What the exercise asks ▸
Retype each line exactly. Skip images.

Stored entries ▸
*-*-*
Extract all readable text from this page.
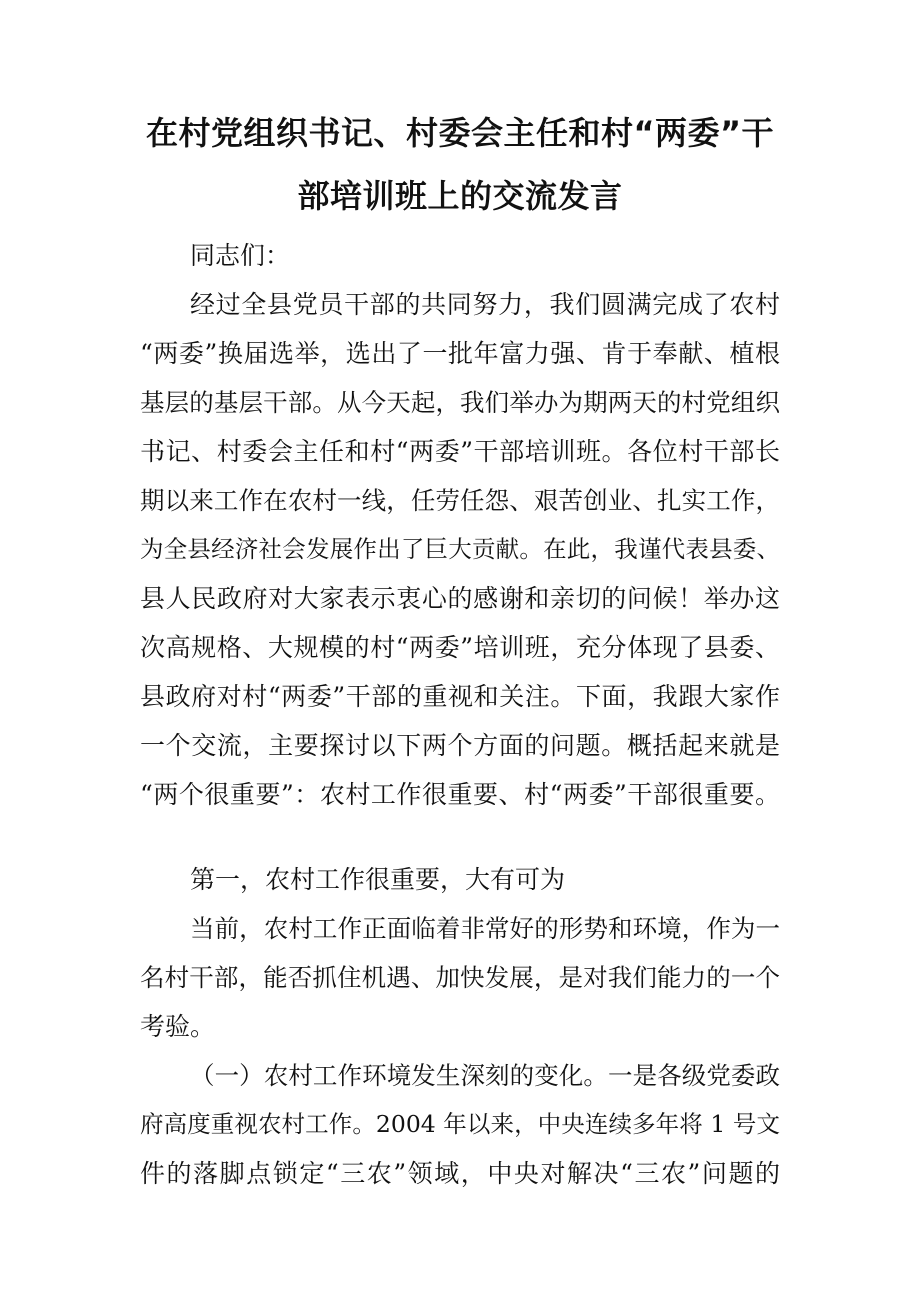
在村党组织书记、村委会主任和村“两委”干
部培训班上的交流发言
同志们：
经过全县党员干部的共同努力，我们圆满完成了农村
“两委”换届选举，选出了一批年富力强、肯于奉献、植根
基层的基层干部。从今天起，我们举办为期两天的村党组织
书记、村委会主任和村“两委”干部培训班。各位村干部长
期以来工作在农村一线，任劳任怨、艰苦创业、扎实工作，
为全县经济社会发展作出了巨大贡献。在此，我谨代表县委、
县人民政府对大家表示衷心的感谢和亲切的问候！举办这
次高规格、大规模的村“两委”培训班，充分体现了县委、
县政府对村“两委”干部的重视和关注。下面，我跟大家作
一个交流，主要探讨以下两个方面的问题。概括起来就是
“两个很重要”：农村工作很重要、村“两委”干部很重要。
第一，农村工作很重要，大有可为
当前，农村工作正面临着非常好的形势和环境，作为一
名村干部，能否抓住机遇、加快发展，是对我们能力的一个
考验。
（一）农村工作环境发生深刻的变化。一是各级党委政
府高度重视农村工作。2004 年以来，中央连续多年将 1 号文
件的落脚点锁定“三农”领域，中央对解决“三农”问题的
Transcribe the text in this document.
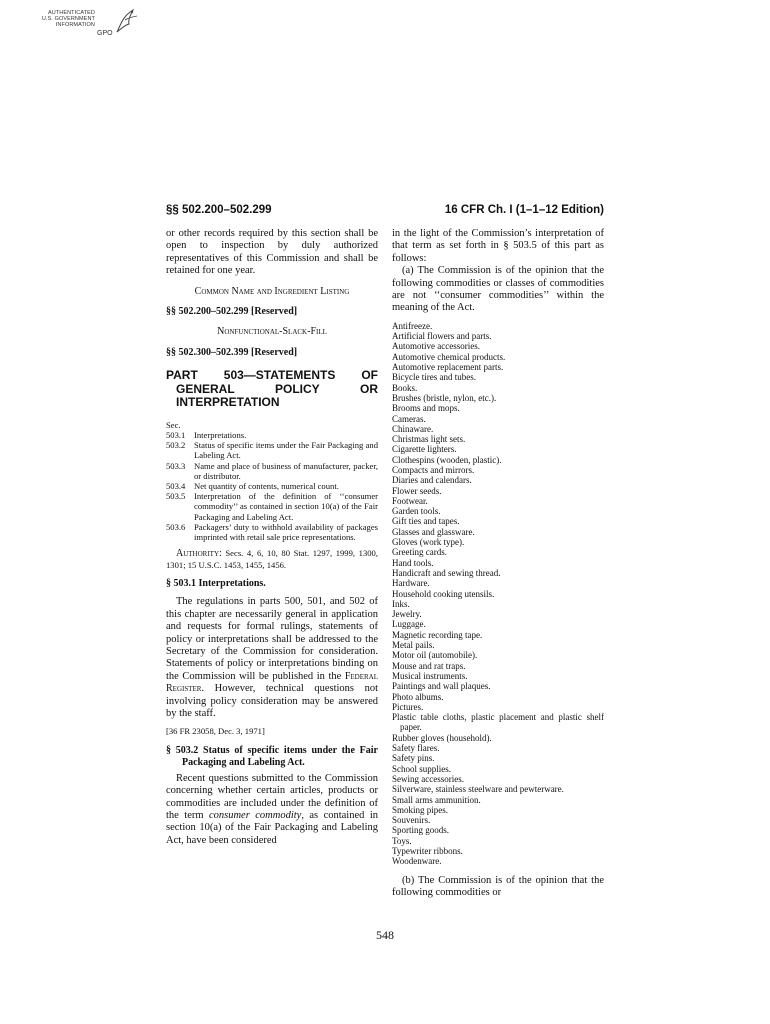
AUTHENTICATED
U.S. GOVERNMENT
INFORMATION
GPO
§§ 502.200–502.299	16 CFR Ch. I (1–1–12 Edition)

or other records required by this section shall be open to inspection by duly authorized representatives of this Commission and shall be retained for one year.

Common Name and Ingredient Listing

§§ 502.200–502.299 [Reserved]

Nonfunctional-Slack-Fill

§§ 502.300–502.399 [Reserved]

PART 503—STATEMENTS OF GENERAL POLICY OR INTERPRETATION

Sec.
503.1	Interpretations.
503.2	Status of specific items under the Fair Packaging and Labeling Act.
503.3	Name and place of business of manufacturer, packer, or distributor.
503.4	Net quantity of contents, numerical count.
503.5	Interpretation of the definition of ‘‘consumer commodity’’ as contained in section 10(a) of the Fair Packaging and Labeling Act.
503.6	Packagers’ duty to withhold availability of packages imprinted with retail sale price representations.

Authority: Secs. 4, 6, 10, 80 Stat. 1297, 1999, 1300, 1301; 15 U.S.C. 1453, 1455, 1456.

§ 503.1 Interpretations.

The regulations in parts 500, 501, and 502 of this chapter are necessarily general in application and requests for formal rulings, statements of policy or interpretations shall be addressed to the Secretary of the Commission for consideration. Statements of policy or interpretations binding on the Commission will be published in the Federal Register. However, technical questions not involving policy consideration may be answered by the staff.

[36 FR 23058, Dec. 3, 1971]

§ 503.2 Status of specific items under the Fair Packaging and Labeling Act.

Recent questions submitted to the Commission concerning whether certain articles, products or commodities are included under the definition of the term consumer commodity, as contained in section 10(a) of the Fair Packaging and Labeling Act, have been considered

in the light of the Commission’s interpretation of that term as set forth in § 503.5 of this part as follows:

(a) The Commission is of the opinion that the following commodities or classes of commodities are not ‘‘consumer commodities’’ within the meaning of the Act.

Antifreeze.
Artificial flowers and parts.
Automotive accessories.
Automotive chemical products.
Automotive replacement parts.
Bicycle tires and tubes.
Books.
Brushes (bristle, nylon, etc.).
Brooms and mops.
Cameras.
Chinaware.
Christmas light sets.
Cigarette lighters.
Clothespins (wooden, plastic).
Compacts and mirrors.
Diaries and calendars.
Flower seeds.
Footwear.
Garden tools.
Gift ties and tapes.
Glasses and glassware.
Gloves (work type).
Greeting cards.
Hand tools.
Handicraft and sewing thread.
Hardware.
Household cooking utensils.
Inks.
Jewelry.
Luggage.
Magnetic recording tape.
Metal pails.
Motor oil (automobile).
Mouse and rat traps.
Musical instruments.
Paintings and wall plaques.
Photo albums.
Pictures.
Plastic table cloths, plastic placement and plastic shelf paper.
Rubber gloves (household).
Safety flares.
Safety pins.
School supplies.
Sewing accessories.
Silverware, stainless steelware and pewterware.
Small arms ammunition.
Smoking pipes.
Souvenirs.
Sporting goods.
Toys.
Typewriter ribbons.
Woodenware.

(b) The Commission is of the opinion that the following commodities or

548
*-*-*
Result for this exercise ▸
Extract all readable text from this page.
在村党组织书记、村委会主任和村“两委”干
部培训班上的交流发言
同志们：
经过全县党员干部的共同努力，我们圆满完成了农村
“两委”换届选举，选出了一批年富力强、肯于奉献、植根
基层的基层干部。从今天起，我们举办为期两天的村党组织
书记、村委会主任和村“两委”干部培训班。各位村干部长
期以来工作在农村一线，任劳任怨、艰苦创业、扎实工作，
为全县经济社会发展作出了巨大贡献。在此，我谨代表县委、
县人民政府对大家表示衷心的感谢和亲切的问候！举办这
次高规格、大规模的村“两委”培训班，充分体现了县委、
县政府对村“两委”干部的重视和关注。下面，我跟大家作
一个交流，主要探讨以下两个方面的问题。概括起来就是
“两个很重要”：农村工作很重要、村“两委”干部很重要。
第一，农村工作很重要，大有可为
当前，农村工作正面临着非常好的形势和环境，作为一
名村干部，能否抓住机遇、加快发展，是对我们能力的一个
考验。
（一）农村工作环境发生深刻的变化。一是各级党委政
府高度重视农村工作。2004 年以来，中央连续多年将 1 号文
件的落脚点锁定“三农”领域，中央对解决“三农”问题的
Transcribe the text in this document.
AUTHENTICATED
U.S. GOVERNMENT
INFORMATION
GPO
§§ 502.200–502.299	16 CFR Ch. I (1–1–12 Edition)

or other records required by this section shall be open to inspection by duly authorized representatives of this Commission and shall be retained for one year.

Common Name and Ingredient Listing

§§ 502.200–502.299 [Reserved]

Nonfunctional-Slack-Fill

§§ 502.300–502.399 [Reserved]

PART 503—STATEMENTS OF GENERAL POLICY OR INTERPRETATION

Sec.
503.1	Interpretations.
503.2	Status of specific items under the Fair Packaging and Labeling Act.
503.3	Name and place of business of manufacturer, packer, or distributor.
503.4	Net quantity of contents, numerical count.
503.5	Interpretation of the definition of ‘‘consumer commodity’’ as contained in section 10(a) of the Fair Packaging and Labeling Act.
503.6	Packagers’ duty to withhold availability of packages imprinted with retail sale price representations.

Authority: Secs. 4, 6, 10, 80 Stat. 1297, 1999, 1300, 1301; 15 U.S.C. 1453, 1455, 1456.

§ 503.1 Interpretations.

The regulations in parts 500, 501, and 502 of this chapter are necessarily general in application and requests for formal rulings, statements of policy or interpretations shall be addressed to the Secretary of the Commission for consideration. Statements of policy or interpretations binding on the Commission will be published in the Federal Register. However, technical questions not involving policy consideration may be answered by the staff.

[36 FR 23058, Dec. 3, 1971]

§ 503.2 Status of specific items under the Fair Packaging and Labeling Act.

Recent questions submitted to the Commission concerning whether certain articles, products or commodities are included under the definition of the term consumer commodity, as contained in section 10(a) of the Fair Packaging and Labeling Act, have been considered

in the light of the Commission’s interpretation of that term as set forth in § 503.5 of this part as follows:

(a) The Commission is of the opinion that the following commodities or classes of commodities are not ‘‘consumer commodities’’ within the meaning of the Act.

Antifreeze.
Artificial flowers and parts.
Automotive accessories.
Automotive chemical products.
Automotive replacement parts.
Bicycle tires and tubes.
Books.
Brushes (bristle, nylon, etc.).
Brooms and mops.
Cameras.
Chinaware.
Christmas light sets.
Cigarette lighters.
Clothespins (wooden, plastic).
Compacts and mirrors.
Diaries and calendars.
Flower seeds.
Footwear.
Garden tools.
Gift ties and tapes.
Glasses and glassware.
Gloves (work type).
Greeting cards.
Hand tools.
Handicraft and sewing thread.
Hardware.
Household cooking utensils.
Inks.
Jewelry.
Luggage.
Magnetic recording tape.
Metal pails.
Motor oil (automobile).
Mouse and rat traps.
Musical instruments.
Paintings and wall plaques.
Photo albums.
Pictures.
Plastic table cloths, plastic placement and plastic shelf paper.
Rubber gloves (household).
Safety flares.
Safety pins.
School supplies.
Sewing accessories.
Silverware, stainless steelware and pewterware.
Small arms ammunition.
Smoking pipes.
Souvenirs.
Sporting goods.
Toys.
Typewriter ribbons.
Woodenware.

(b) The Commission is of the opinion that the following commodities or

548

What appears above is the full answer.